▸ **EXERCISE DIRECTIONS**: Below are some records. Count the lines with "have" in them and give nothing but the total.

▸ **RECORDS SHOWN**:
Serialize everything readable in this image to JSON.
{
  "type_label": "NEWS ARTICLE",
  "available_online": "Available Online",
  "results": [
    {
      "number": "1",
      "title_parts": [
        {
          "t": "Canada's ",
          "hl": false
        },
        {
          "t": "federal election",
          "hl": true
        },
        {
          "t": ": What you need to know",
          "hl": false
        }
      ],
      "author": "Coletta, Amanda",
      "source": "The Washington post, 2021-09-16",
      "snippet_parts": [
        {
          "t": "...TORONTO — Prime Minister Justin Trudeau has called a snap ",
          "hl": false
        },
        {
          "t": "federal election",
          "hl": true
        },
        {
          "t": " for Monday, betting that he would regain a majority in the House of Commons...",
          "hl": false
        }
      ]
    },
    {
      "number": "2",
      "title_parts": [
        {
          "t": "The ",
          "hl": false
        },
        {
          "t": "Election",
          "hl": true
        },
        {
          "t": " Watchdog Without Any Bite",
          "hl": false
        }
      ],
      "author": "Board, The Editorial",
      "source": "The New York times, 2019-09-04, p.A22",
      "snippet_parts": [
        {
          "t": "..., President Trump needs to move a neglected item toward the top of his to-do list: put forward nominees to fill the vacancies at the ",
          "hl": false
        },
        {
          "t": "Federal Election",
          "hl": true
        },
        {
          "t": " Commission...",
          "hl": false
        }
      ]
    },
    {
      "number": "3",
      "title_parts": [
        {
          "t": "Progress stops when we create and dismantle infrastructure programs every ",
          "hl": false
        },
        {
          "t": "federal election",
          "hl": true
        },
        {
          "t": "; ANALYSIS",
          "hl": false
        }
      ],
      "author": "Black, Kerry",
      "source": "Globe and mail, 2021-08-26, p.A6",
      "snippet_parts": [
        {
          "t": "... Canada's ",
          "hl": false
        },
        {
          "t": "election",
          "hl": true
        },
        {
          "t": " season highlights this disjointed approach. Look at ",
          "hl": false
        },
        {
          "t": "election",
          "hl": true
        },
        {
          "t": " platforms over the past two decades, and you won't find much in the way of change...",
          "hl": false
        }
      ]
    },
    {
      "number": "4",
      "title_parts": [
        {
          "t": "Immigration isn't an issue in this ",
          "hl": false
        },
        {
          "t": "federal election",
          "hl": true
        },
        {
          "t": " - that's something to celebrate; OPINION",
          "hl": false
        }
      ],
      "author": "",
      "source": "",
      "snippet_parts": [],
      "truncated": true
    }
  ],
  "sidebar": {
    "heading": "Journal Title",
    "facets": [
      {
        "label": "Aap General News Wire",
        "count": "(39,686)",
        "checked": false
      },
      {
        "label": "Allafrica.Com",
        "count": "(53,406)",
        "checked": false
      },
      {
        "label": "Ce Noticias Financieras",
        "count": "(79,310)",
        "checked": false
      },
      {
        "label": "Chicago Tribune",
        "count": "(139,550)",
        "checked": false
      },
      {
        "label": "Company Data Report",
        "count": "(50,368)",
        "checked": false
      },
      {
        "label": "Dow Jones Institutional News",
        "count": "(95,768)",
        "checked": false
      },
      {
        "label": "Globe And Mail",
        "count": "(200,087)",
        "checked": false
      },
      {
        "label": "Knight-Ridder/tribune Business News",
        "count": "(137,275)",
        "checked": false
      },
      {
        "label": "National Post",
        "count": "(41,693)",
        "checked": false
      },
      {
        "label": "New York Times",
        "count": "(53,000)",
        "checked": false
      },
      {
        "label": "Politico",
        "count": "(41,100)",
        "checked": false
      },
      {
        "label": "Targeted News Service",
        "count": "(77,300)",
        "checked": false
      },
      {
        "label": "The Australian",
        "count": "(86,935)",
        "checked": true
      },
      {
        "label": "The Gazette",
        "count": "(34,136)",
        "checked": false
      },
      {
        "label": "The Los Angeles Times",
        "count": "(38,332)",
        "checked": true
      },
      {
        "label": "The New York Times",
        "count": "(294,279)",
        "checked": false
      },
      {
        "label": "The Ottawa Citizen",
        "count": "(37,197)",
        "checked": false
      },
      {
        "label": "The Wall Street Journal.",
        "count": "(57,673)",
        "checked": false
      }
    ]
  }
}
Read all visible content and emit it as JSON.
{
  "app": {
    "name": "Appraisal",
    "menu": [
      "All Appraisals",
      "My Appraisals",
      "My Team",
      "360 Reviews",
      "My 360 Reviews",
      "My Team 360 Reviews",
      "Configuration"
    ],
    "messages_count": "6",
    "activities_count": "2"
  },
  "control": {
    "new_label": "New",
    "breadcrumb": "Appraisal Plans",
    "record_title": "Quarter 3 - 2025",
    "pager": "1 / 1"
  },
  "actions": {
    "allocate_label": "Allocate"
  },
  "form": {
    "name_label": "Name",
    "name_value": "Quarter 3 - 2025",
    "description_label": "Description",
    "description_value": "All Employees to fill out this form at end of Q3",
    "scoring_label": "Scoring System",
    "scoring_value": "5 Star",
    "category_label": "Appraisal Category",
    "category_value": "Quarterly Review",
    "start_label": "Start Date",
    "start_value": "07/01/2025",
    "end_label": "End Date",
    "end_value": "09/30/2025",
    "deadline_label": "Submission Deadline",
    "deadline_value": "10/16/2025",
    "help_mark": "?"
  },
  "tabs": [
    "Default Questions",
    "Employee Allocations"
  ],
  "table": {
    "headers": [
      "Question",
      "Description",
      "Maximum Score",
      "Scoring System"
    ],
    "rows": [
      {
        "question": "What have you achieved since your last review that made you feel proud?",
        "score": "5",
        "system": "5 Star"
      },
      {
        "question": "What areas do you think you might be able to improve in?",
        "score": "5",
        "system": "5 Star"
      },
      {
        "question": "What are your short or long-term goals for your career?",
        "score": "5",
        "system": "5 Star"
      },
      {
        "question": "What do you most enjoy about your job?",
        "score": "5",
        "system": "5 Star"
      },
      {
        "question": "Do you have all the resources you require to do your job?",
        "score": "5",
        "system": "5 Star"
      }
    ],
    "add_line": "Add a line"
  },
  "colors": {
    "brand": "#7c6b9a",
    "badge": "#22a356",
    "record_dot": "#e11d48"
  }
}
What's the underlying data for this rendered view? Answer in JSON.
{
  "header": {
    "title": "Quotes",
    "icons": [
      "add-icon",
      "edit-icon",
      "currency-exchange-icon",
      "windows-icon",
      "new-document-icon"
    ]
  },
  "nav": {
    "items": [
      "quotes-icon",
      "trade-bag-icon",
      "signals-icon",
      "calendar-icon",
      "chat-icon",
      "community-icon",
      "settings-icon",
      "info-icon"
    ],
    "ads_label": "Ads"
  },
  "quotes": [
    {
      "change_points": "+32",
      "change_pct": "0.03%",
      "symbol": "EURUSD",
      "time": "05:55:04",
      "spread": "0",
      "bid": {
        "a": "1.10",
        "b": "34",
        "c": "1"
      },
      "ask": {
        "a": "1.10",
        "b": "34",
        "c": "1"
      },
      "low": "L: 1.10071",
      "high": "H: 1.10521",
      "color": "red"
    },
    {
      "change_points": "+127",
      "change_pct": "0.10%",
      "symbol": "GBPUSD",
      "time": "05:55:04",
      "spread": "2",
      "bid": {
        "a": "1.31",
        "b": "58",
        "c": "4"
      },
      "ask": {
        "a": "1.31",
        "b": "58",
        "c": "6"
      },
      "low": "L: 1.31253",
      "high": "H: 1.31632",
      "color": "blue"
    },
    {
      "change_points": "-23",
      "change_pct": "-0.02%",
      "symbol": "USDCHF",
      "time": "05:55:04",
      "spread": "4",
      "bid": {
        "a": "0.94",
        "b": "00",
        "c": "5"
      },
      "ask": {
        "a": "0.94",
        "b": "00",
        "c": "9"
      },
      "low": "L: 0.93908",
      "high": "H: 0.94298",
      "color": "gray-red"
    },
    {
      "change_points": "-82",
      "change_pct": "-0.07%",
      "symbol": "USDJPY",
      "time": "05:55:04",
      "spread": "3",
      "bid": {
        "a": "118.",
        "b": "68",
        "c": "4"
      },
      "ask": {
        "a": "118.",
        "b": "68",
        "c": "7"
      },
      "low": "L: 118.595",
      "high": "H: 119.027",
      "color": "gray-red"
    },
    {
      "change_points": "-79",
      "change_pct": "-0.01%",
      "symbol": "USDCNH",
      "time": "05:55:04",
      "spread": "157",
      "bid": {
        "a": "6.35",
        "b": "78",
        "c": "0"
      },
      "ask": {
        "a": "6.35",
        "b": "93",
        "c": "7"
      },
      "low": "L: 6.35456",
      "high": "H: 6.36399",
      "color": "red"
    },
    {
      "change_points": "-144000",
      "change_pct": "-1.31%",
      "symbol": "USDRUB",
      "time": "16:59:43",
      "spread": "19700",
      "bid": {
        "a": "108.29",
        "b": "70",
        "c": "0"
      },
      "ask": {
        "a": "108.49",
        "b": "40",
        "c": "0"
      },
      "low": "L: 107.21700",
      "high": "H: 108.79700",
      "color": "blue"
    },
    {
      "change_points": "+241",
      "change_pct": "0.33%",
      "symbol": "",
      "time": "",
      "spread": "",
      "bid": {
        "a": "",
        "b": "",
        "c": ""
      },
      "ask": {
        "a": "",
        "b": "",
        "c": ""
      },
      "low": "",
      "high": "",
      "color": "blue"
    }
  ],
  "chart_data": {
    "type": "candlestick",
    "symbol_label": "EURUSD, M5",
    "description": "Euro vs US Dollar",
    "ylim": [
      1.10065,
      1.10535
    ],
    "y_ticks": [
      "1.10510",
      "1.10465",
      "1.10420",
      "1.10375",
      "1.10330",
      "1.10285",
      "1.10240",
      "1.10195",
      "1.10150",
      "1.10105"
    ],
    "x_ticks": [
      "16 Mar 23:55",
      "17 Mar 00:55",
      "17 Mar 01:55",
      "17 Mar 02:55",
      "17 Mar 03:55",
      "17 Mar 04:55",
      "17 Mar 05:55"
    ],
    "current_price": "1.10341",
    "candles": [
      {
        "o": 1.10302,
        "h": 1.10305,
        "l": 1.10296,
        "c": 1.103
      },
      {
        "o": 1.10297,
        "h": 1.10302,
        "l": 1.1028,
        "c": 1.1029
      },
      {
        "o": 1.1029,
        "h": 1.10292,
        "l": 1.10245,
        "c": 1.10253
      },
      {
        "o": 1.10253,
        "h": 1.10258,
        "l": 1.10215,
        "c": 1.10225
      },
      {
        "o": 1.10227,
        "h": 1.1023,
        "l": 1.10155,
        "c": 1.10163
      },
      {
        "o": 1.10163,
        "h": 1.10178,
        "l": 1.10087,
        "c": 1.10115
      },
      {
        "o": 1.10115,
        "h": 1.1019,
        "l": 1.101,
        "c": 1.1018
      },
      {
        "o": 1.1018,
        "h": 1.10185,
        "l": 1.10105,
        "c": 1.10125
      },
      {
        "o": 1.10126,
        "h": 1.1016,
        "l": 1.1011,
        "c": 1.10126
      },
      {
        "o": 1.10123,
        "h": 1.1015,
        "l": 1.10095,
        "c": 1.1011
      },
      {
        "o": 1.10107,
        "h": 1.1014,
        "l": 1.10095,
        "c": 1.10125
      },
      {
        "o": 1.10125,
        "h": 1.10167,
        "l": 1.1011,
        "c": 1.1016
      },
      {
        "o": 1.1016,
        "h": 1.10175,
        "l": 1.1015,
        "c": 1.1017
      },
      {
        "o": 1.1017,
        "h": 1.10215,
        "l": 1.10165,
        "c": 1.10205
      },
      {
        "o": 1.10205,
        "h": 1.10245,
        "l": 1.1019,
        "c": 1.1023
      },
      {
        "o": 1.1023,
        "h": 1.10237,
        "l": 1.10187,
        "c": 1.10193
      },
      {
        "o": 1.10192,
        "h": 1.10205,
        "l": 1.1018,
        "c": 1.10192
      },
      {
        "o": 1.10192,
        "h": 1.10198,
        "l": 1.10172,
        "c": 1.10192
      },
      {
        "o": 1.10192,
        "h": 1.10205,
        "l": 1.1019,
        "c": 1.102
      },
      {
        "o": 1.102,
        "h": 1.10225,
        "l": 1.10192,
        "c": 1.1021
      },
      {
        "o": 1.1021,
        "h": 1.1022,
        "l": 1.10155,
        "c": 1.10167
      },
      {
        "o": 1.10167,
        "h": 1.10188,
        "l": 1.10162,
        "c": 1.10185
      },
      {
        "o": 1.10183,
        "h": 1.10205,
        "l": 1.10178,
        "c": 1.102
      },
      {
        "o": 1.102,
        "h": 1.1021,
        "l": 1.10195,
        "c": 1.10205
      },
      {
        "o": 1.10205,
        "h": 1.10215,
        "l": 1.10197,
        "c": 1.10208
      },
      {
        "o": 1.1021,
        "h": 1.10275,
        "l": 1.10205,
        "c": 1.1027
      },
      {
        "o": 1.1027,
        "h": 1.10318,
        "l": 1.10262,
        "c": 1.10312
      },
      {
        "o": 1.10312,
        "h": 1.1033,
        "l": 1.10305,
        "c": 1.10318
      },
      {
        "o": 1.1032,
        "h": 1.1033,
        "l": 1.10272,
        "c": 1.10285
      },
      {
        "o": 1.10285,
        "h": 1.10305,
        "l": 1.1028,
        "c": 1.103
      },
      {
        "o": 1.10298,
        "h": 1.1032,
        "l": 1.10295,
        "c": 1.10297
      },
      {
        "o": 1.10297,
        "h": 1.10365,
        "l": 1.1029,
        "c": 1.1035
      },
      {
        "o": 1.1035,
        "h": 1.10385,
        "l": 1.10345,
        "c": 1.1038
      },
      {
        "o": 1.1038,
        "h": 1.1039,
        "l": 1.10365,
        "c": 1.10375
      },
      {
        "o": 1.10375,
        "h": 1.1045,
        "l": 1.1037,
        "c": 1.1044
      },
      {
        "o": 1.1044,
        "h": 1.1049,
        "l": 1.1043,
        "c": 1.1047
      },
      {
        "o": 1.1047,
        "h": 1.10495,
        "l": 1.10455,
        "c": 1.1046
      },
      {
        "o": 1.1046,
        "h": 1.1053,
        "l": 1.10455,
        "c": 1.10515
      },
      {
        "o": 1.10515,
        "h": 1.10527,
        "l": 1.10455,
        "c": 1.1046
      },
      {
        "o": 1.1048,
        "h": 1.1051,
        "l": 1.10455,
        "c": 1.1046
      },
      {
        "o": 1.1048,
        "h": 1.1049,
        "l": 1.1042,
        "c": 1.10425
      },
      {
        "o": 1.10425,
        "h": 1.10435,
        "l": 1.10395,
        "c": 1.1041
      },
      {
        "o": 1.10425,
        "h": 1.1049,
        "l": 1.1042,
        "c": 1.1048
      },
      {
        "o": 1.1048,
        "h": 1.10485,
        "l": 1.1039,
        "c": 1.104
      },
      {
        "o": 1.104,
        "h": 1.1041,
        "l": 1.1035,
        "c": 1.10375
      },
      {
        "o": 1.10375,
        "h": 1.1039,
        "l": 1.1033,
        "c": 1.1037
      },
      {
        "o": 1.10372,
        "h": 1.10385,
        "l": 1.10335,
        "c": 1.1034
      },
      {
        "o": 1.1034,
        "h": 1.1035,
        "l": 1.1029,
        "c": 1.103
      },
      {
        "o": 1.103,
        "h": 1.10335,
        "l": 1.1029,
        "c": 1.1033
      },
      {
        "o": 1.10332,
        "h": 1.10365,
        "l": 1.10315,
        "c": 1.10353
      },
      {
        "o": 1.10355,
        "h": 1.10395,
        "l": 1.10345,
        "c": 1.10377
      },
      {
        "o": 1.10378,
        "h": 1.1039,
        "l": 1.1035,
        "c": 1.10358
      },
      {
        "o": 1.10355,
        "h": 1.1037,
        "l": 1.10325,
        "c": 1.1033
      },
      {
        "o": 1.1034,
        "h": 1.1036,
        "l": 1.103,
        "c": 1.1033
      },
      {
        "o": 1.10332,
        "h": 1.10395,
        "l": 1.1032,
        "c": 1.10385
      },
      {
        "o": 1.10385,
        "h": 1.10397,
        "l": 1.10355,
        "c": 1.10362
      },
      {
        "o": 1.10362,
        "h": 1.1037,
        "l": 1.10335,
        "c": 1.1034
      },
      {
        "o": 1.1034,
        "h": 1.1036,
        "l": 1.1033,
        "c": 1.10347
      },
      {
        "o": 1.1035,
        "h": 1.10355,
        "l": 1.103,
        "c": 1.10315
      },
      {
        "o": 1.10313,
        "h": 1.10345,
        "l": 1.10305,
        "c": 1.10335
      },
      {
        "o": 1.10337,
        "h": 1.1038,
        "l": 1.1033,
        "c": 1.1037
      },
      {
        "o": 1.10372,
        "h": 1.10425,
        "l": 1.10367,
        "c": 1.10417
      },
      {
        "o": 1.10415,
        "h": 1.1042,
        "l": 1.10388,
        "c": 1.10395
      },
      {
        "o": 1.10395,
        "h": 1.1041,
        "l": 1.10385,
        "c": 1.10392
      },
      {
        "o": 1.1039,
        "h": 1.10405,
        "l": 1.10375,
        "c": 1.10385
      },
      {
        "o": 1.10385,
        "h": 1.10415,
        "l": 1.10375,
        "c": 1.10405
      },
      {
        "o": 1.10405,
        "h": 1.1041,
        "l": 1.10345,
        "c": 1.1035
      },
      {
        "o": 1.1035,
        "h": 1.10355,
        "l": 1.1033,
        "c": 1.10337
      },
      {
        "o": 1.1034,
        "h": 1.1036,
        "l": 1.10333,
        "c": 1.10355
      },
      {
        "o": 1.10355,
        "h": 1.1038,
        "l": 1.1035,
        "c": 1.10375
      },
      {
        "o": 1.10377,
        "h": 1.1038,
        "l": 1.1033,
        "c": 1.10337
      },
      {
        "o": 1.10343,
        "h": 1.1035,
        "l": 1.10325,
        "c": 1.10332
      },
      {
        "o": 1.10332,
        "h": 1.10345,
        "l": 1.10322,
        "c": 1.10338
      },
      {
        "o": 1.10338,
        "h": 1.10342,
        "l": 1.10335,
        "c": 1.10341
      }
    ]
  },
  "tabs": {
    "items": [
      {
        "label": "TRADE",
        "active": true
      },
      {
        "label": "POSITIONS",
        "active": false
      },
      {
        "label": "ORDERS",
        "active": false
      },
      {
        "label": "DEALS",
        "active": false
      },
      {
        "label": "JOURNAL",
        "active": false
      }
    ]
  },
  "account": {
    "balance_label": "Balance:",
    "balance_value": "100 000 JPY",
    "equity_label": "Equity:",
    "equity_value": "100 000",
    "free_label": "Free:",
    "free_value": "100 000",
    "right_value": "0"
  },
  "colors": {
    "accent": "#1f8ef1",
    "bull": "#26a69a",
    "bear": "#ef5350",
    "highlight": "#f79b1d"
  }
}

▸ **TASK RESULT**: 2